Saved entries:
□ □ □ □ □

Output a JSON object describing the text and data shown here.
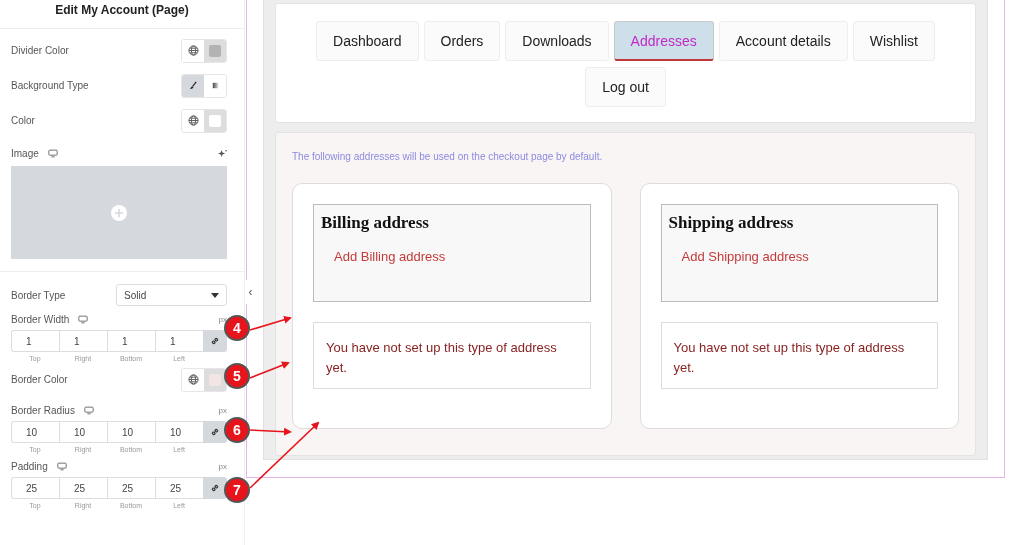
{
  "panel": {
    "title": "Edit My Account (Page)",
    "controls": [
      {
        "kind": "color",
        "label": "Divider Color",
        "color": "#b3b3b3"
      },
      {
        "kind": "choose",
        "label": "Background Type",
        "options": [
          {
            "selected": true
          },
          {
            "selected": false
          }
        ]
      },
      {
        "kind": "color",
        "label": "Color",
        "color": "#ffffff"
      },
      {
        "kind": "media",
        "label": "Image",
        "responsive": true
      },
      {
        "kind": "select",
        "label": "Border Type",
        "value": "Solid"
      },
      {
        "kind": "dimensions",
        "label": "Border Width",
        "responsive": true,
        "unit": "px",
        "linked": true,
        "values": [
          {
            "value": "1",
            "side": "Top"
          },
          {
            "value": "1",
            "side": "Right"
          },
          {
            "value": "1",
            "side": "Bottom"
          },
          {
            "value": "1",
            "side": "Left"
          }
        ]
      },
      {
        "kind": "color",
        "label": "Border Color",
        "color": "#f4e4e4"
      },
      {
        "kind": "dimensions",
        "label": "Border Radius",
        "responsive": true,
        "unit": "px",
        "linked": true,
        "values": [
          {
            "value": "10",
            "side": "Top"
          },
          {
            "value": "10",
            "side": "Right"
          },
          {
            "value": "10",
            "side": "Bottom"
          },
          {
            "value": "10",
            "side": "Left"
          }
        ]
      },
      {
        "kind": "dimensions",
        "label": "Padding",
        "responsive": true,
        "unit": "px",
        "linked": true,
        "values": [
          {
            "value": "25",
            "side": "Top"
          },
          {
            "value": "25",
            "side": "Right"
          },
          {
            "value": "25",
            "side": "Bottom"
          },
          {
            "value": "25",
            "side": "Left"
          }
        ]
      }
    ]
  },
  "collapse_tab": "‹",
  "nav": [
    {
      "label": "Dashboard",
      "selected": false
    },
    {
      "label": "Orders",
      "selected": false
    },
    {
      "label": "Downloads",
      "selected": false
    },
    {
      "label": "Addresses",
      "selected": true
    },
    {
      "label": "Account details",
      "selected": false
    },
    {
      "label": "Wishlist",
      "selected": false
    },
    {
      "label": "Log out",
      "selected": false
    }
  ],
  "intro": "The following addresses will be used on the checkout page by default.",
  "addresses": [
    {
      "title": "Billing address",
      "link": "Add Billing address",
      "notice": "You have not set up this type of address yet."
    },
    {
      "title": "Shipping address",
      "link": "Add Shipping address",
      "notice": "You have not set up this type of address yet."
    }
  ],
  "callouts": [
    {
      "label": "4"
    },
    {
      "label": "5"
    },
    {
      "label": "6"
    },
    {
      "label": "7"
    }
  ]
}
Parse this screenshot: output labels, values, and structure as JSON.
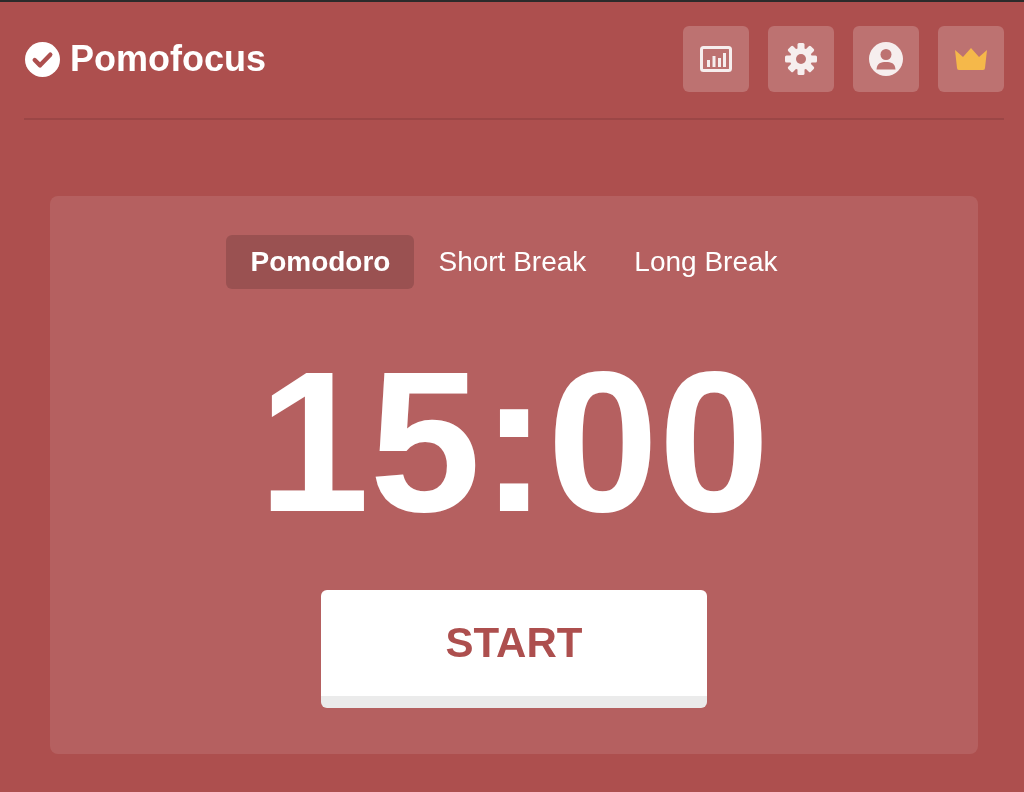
{
  "header": {
    "logo": "Pomofocus"
  },
  "timer": {
    "tabs": [
      {
        "label": "Pomodoro",
        "selected": true
      },
      {
        "label": "Short Break",
        "selected": false
      },
      {
        "label": "Long Break",
        "selected": false
      }
    ],
    "time": "15:00",
    "start_button": "START"
  }
}
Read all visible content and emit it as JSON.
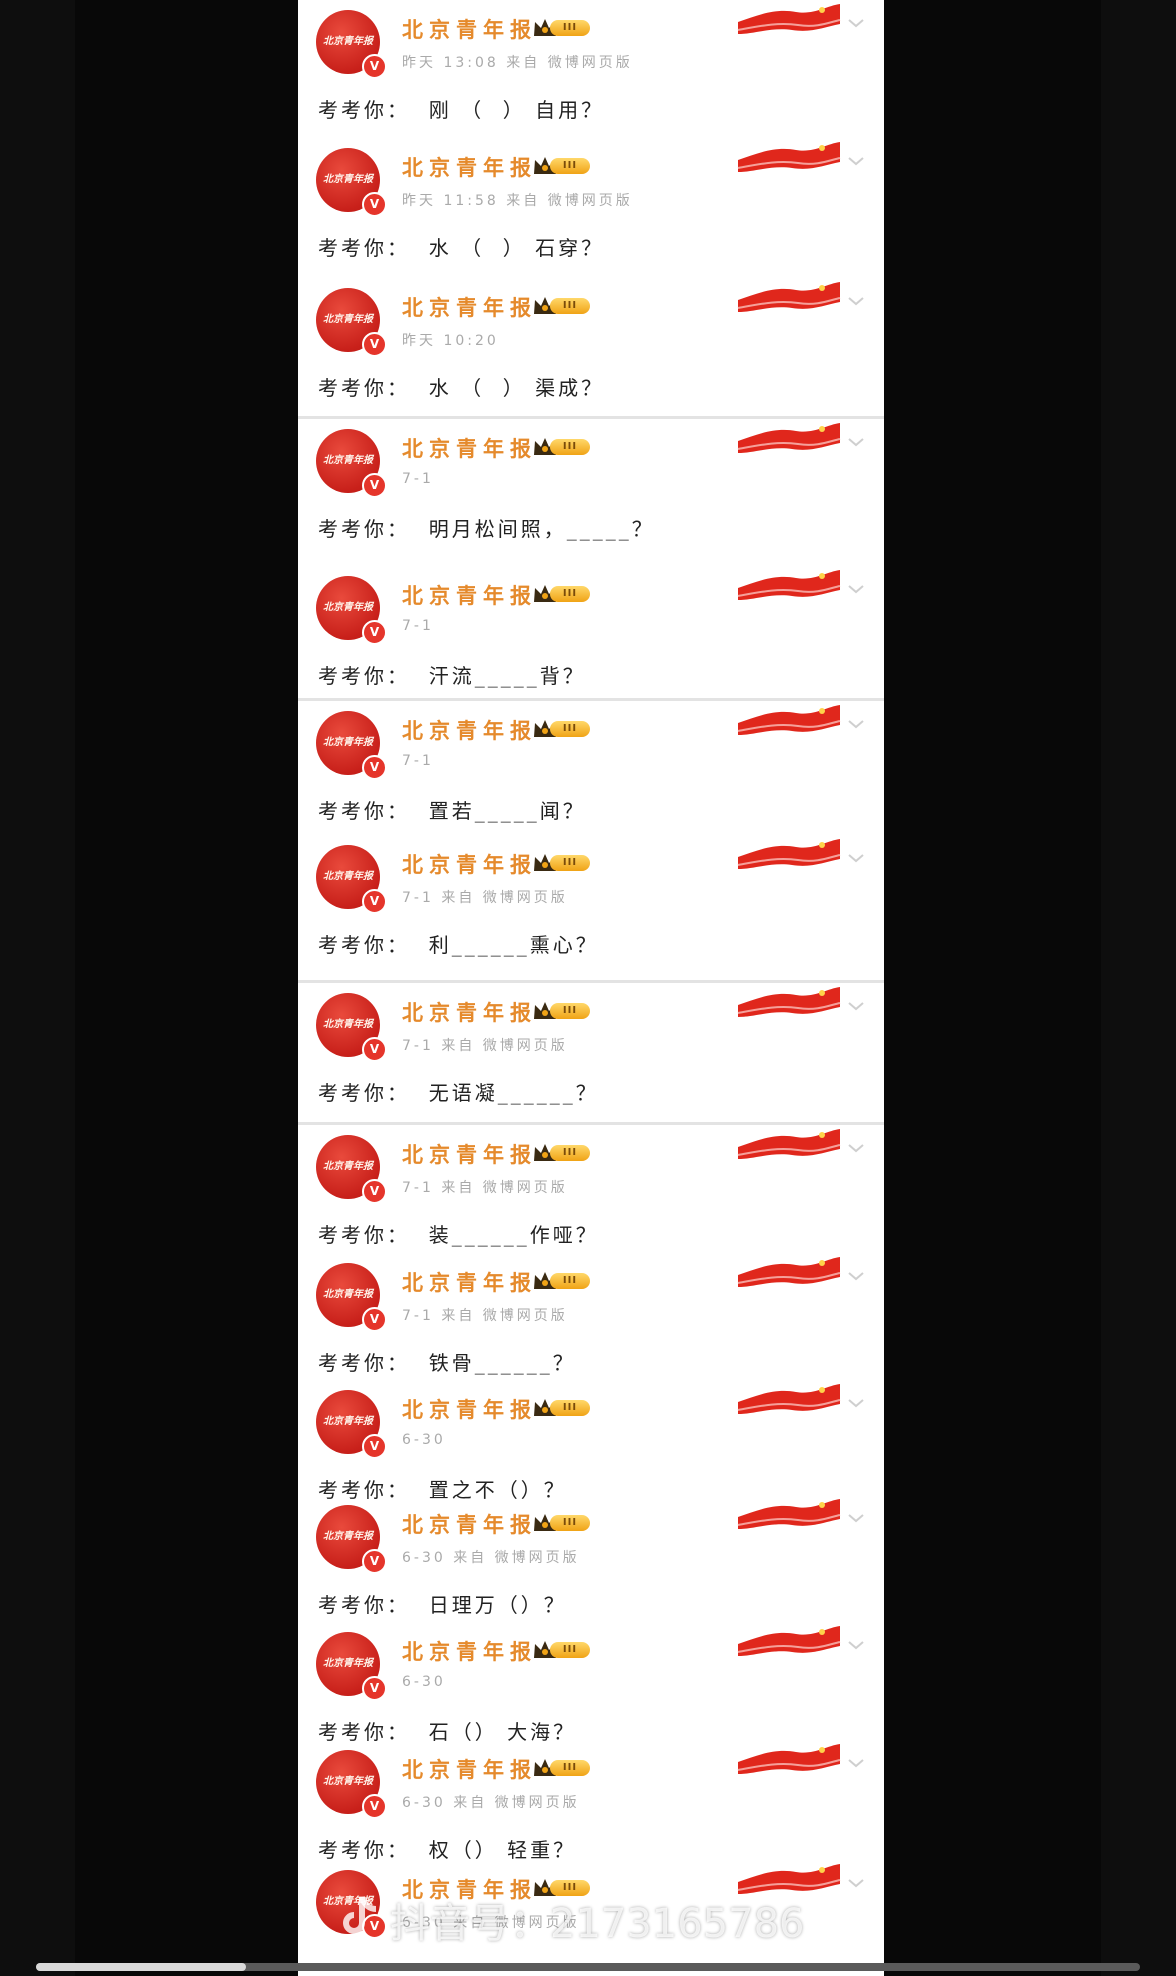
{
  "account": {
    "name": "北京青年报",
    "avatar_text": "北京青年报",
    "verified_badge": "V",
    "vip_level": "III"
  },
  "posts": [
    {
      "meta": "昨天 13:08  来自  微博网页版",
      "question": "考考你：  刚 （  ） 自用？"
    },
    {
      "meta": "昨天 11:58  来自  微博网页版",
      "question": "考考你：  水 （  ） 石穿？"
    },
    {
      "meta": "昨天 10:20",
      "question": "考考你：  水 （  ） 渠成？"
    },
    {
      "meta": "7-1",
      "question": "考考你：  明月松间照，_____？"
    },
    {
      "meta": "7-1",
      "question": "考考你：  汗流_____背？"
    },
    {
      "meta": "7-1",
      "question": "考考你：  置若_____闻？"
    },
    {
      "meta": "7-1  来自  微博网页版",
      "question": "考考你：  利______熏心？"
    },
    {
      "meta": "7-1  来自  微博网页版",
      "question": "考考你：  无语凝______？"
    },
    {
      "meta": "7-1  来自  微博网页版",
      "question": "考考你：  装______作哑？"
    },
    {
      "meta": "7-1  来自  微博网页版",
      "question": "考考你：  铁骨______？"
    },
    {
      "meta": "6-30",
      "question": "考考你：  置之不（）？"
    },
    {
      "meta": "6-30  来自  微博网页版",
      "question": "考考你：  日理万（）？"
    },
    {
      "meta": "6-30",
      "question": "考考你：  石（） 大海？"
    },
    {
      "meta": "6-30  来自  微博网页版",
      "question": "考考你：  权（） 轻重？"
    },
    {
      "meta": "6-30  来自  微博网页版",
      "question": ""
    }
  ],
  "icons": {
    "avatar": "newspaper-logo-icon",
    "verified": "verified-v-icon",
    "vip": "crown-icon",
    "banner": "red-flag-banner-icon",
    "menu": "chevron-down-icon",
    "watermark": "douyin-icon"
  },
  "watermark": {
    "text": "抖音号：2173165786"
  },
  "player": {
    "progress": 0.19
  },
  "colors": {
    "brand_red": "#d8261d",
    "name_orange": "#e58a2c",
    "vip_gold": "#f0a316"
  }
}
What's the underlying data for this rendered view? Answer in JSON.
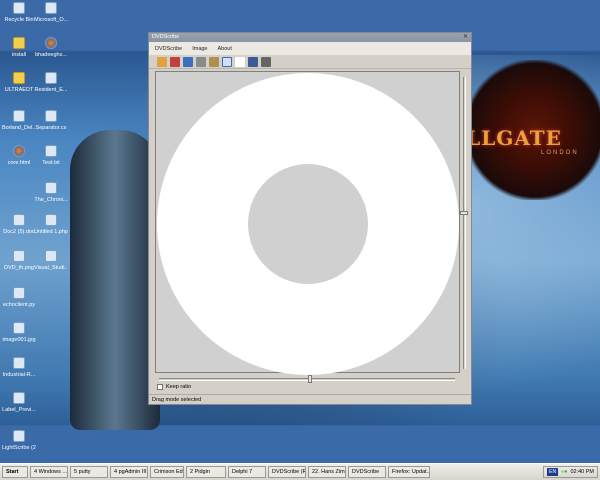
{
  "desktop": {
    "icons": [
      {
        "label": "Recycle Bin",
        "kind": "file"
      },
      {
        "label": "Microsoft_O...",
        "kind": "file"
      },
      {
        "label": "install",
        "kind": "folder"
      },
      {
        "label": "bhadeeghs...",
        "kind": "firefox"
      },
      {
        "label": "ULTRAEDT",
        "kind": "folder"
      },
      {
        "label": "Resident_E...",
        "kind": "file"
      },
      {
        "label": "Borland_Del...",
        "kind": "file"
      },
      {
        "label": "Separator.cs",
        "kind": "file"
      },
      {
        "label": "core.html",
        "kind": "firefox"
      },
      {
        "label": "Test.txt",
        "kind": "file"
      },
      {
        "label": "The_Chroni...",
        "kind": "file"
      },
      {
        "label": "Doc2 (5).doc",
        "kind": "file"
      },
      {
        "label": "Untitled 1.php",
        "kind": "file"
      },
      {
        "label": "DVD_th.png",
        "kind": "file"
      },
      {
        "label": "Visual_Studi...",
        "kind": "file"
      },
      {
        "label": "echoclient.py",
        "kind": "file"
      },
      {
        "label": "image001.jpg",
        "kind": "file"
      },
      {
        "label": "Industrial-R...",
        "kind": "file"
      },
      {
        "label": "Label_Previ...",
        "kind": "file"
      },
      {
        "label": "LightScribe (2...",
        "kind": "file"
      }
    ],
    "wallpaper_logo": "HELLGATE",
    "wallpaper_sub": "LONDON"
  },
  "window": {
    "title": "DVDScribe",
    "menu": [
      "DVDScribe",
      "Image",
      "About"
    ],
    "tools": [
      "open-icon",
      "save-icon",
      "refresh-icon",
      "print-icon",
      "tools-dropdown-icon",
      "drag-mode-icon",
      "text-icon",
      "image-icon",
      "delete-icon"
    ],
    "keep_ratio_label": "Keep ratio",
    "keep_ratio_checked": false,
    "status": "Drag mode selected"
  },
  "taskbar": {
    "start": "Start",
    "items": [
      "4 Windows ...",
      "5 putty",
      "4 pgAdmin III",
      "Crimson Edito...",
      "2 Pidgin",
      "Delphi 7",
      "DVDScribe (R...",
      "22. Hans Zim...",
      "DVDScribe",
      "Firefox: Updat..."
    ],
    "lang": "EN",
    "clock": "02:40 PM"
  }
}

□ □ □ □ □

**Given task:**
Send back the data above word for word, with the pictures left out.

**The reply:**
Output a JSON object describing the text and data shown here.
{
  "panel": {
    "title": "Edit My Account (Page)",
    "controls": [
      {
        "kind": "color",
        "label": "Divider Color",
        "color": "#b3b3b3"
      },
      {
        "kind": "choose",
        "label": "Background Type",
        "options": [
          {
            "selected": true
          },
          {
            "selected": false
          }
        ]
      },
      {
        "kind": "color",
        "label": "Color",
        "color": "#ffffff"
      },
      {
        "kind": "media",
        "label": "Image",
        "responsive": true
      },
      {
        "kind": "select",
        "label": "Border Type",
        "value": "Solid"
      },
      {
        "kind": "dimensions",
        "label": "Border Width",
        "responsive": true,
        "unit": "px",
        "linked": true,
        "values": [
          {
            "value": "1",
            "side": "Top"
          },
          {
            "value": "1",
            "side": "Right"
          },
          {
            "value": "1",
            "side": "Bottom"
          },
          {
            "value": "1",
            "side": "Left"
          }
        ]
      },
      {
        "kind": "color",
        "label": "Border Color",
        "color": "#f4e4e4"
      },
      {
        "kind": "dimensions",
        "label": "Border Radius",
        "responsive": true,
        "unit": "px",
        "linked": true,
        "values": [
          {
            "value": "10",
            "side": "Top"
          },
          {
            "value": "10",
            "side": "Right"
          },
          {
            "value": "10",
            "side": "Bottom"
          },
          {
            "value": "10",
            "side": "Left"
          }
        ]
      },
      {
        "kind": "dimensions",
        "label": "Padding",
        "responsive": true,
        "unit": "px",
        "linked": true,
        "values": [
          {
            "value": "25",
            "side": "Top"
          },
          {
            "value": "25",
            "side": "Right"
          },
          {
            "value": "25",
            "side": "Bottom"
          },
          {
            "value": "25",
            "side": "Left"
          }
        ]
      }
    ]
  },
  "collapse_tab": "‹",
  "nav": [
    {
      "label": "Dashboard",
      "selected": false
    },
    {
      "label": "Orders",
      "selected": false
    },
    {
      "label": "Downloads",
      "selected": false
    },
    {
      "label": "Addresses",
      "selected": true
    },
    {
      "label": "Account details",
      "selected": false
    },
    {
      "label": "Wishlist",
      "selected": false
    },
    {
      "label": "Log out",
      "selected": false
    }
  ],
  "intro": "The following addresses will be used on the checkout page by default.",
  "addresses": [
    {
      "title": "Billing address",
      "link": "Add Billing address",
      "notice": "You have not set up this type of address yet."
    },
    {
      "title": "Shipping address",
      "link": "Add Shipping address",
      "notice": "You have not set up this type of address yet."
    }
  ],
  "callouts": [
    {
      "label": "4"
    },
    {
      "label": "5"
    },
    {
      "label": "6"
    },
    {
      "label": "7"
    }
  ]
}
Parse this screenshot: output labels, values, and structure as JSON.
{
  "header": {
    "logo": "Pomofocus"
  },
  "timer": {
    "tabs": [
      {
        "label": "Pomodoro",
        "selected": true
      },
      {
        "label": "Short Break",
        "selected": false
      },
      {
        "label": "Long Break",
        "selected": false
      }
    ],
    "time": "15:00",
    "start_button": "START"
  }
}
Read all visible content and emit it as JSON.
{
  "account": {
    "name": "北京青年报",
    "avatar_text": "北京青年报",
    "verified_badge": "V",
    "vip_level": "III"
  },
  "posts": [
    {
      "meta": "昨天 13:08  来自  微博网页版",
      "question": "考考你：  刚 （  ） 自用？"
    },
    {
      "meta": "昨天 11:58  来自  微博网页版",
      "question": "考考你：  水 （  ） 石穿？"
    },
    {
      "meta": "昨天 10:20",
      "question": "考考你：  水 （  ） 渠成？"
    },
    {
      "meta": "7-1",
      "question": "考考你：  明月松间照，_____？"
    },
    {
      "meta": "7-1",
      "question": "考考你：  汗流_____背？"
    },
    {
      "meta": "7-1",
      "question": "考考你：  置若_____闻？"
    },
    {
      "meta": "7-1  来自  微博网页版",
      "question": "考考你：  利______熏心？"
    },
    {
      "meta": "7-1  来自  微博网页版",
      "question": "考考你：  无语凝______？"
    },
    {
      "meta": "7-1  来自  微博网页版",
      "question": "考考你：  装______作哑？"
    },
    {
      "meta": "7-1  来自  微博网页版",
      "question": "考考你：  铁骨______？"
    },
    {
      "meta": "6-30",
      "question": "考考你：  置之不（）？"
    },
    {
      "meta": "6-30  来自  微博网页版",
      "question": "考考你：  日理万（）？"
    },
    {
      "meta": "6-30",
      "question": "考考你：  石（） 大海？"
    },
    {
      "meta": "6-30  来自  微博网页版",
      "question": "考考你：  权（） 轻重？"
    },
    {
      "meta": "6-30  来自  微博网页版",
      "question": ""
    }
  ],
  "icons": {
    "avatar": "newspaper-logo-icon",
    "verified": "verified-v-icon",
    "vip": "crown-icon",
    "banner": "red-flag-banner-icon",
    "menu": "chevron-down-icon",
    "watermark": "douyin-icon"
  },
  "watermark": {
    "text": "抖音号：2173165786"
  },
  "player": {
    "progress": 0.19
  },
  "colors": {
    "brand_red": "#d8261d",
    "name_orange": "#e58a2c",
    "vip_gold": "#f0a316"
  }
}
What's the underlying data for this rendered view? Answer in JSON.
{
  "desktop": {
    "icons": [
      {
        "label": "Recycle Bin",
        "kind": "file"
      },
      {
        "label": "Microsoft_O...",
        "kind": "file"
      },
      {
        "label": "install",
        "kind": "folder"
      },
      {
        "label": "bhadeeghs...",
        "kind": "firefox"
      },
      {
        "label": "ULTRAEDT",
        "kind": "folder"
      },
      {
        "label": "Resident_E...",
        "kind": "file"
      },
      {
        "label": "Borland_Del...",
        "kind": "file"
      },
      {
        "label": "Separator.cs",
        "kind": "file"
      },
      {
        "label": "core.html",
        "kind": "firefox"
      },
      {
        "label": "Test.txt",
        "kind": "file"
      },
      {
        "label": "The_Chroni...",
        "kind": "file"
      },
      {
        "label": "Doc2 (5).doc",
        "kind": "file"
      },
      {
        "label": "Untitled 1.php",
        "kind": "file"
      },
      {
        "label": "DVD_th.png",
        "kind": "file"
      },
      {
        "label": "Visual_Studi...",
        "kind": "file"
      },
      {
        "label": "echoclient.py",
        "kind": "file"
      },
      {
        "label": "image001.jpg",
        "kind": "file"
      },
      {
        "label": "Industrial-R...",
        "kind": "file"
      },
      {
        "label": "Label_Previ...",
        "kind": "file"
      },
      {
        "label": "LightScribe (2...",
        "kind": "file"
      }
    ],
    "wallpaper_logo": "HELLGATE",
    "wallpaper_sub": "LONDON"
  },
  "window": {
    "title": "DVDScribe",
    "menu": [
      "DVDScribe",
      "Image",
      "About"
    ],
    "tools": [
      "open-icon",
      "save-icon",
      "refresh-icon",
      "print-icon",
      "tools-dropdown-icon",
      "drag-mode-icon",
      "text-icon",
      "image-icon",
      "delete-icon"
    ],
    "keep_ratio_label": "Keep ratio",
    "keep_ratio_checked": false,
    "status": "Drag mode selected"
  },
  "taskbar": {
    "start": "Start",
    "items": [
      "4 Windows ...",
      "5 putty",
      "4 pgAdmin III",
      "Crimson Edito...",
      "2 Pidgin",
      "Delphi 7",
      "DVDScribe (R...",
      "22. Hans Zim...",
      "DVDScribe",
      "Firefox: Updat..."
    ],
    "lang": "EN",
    "clock": "02:40 PM"
  }
}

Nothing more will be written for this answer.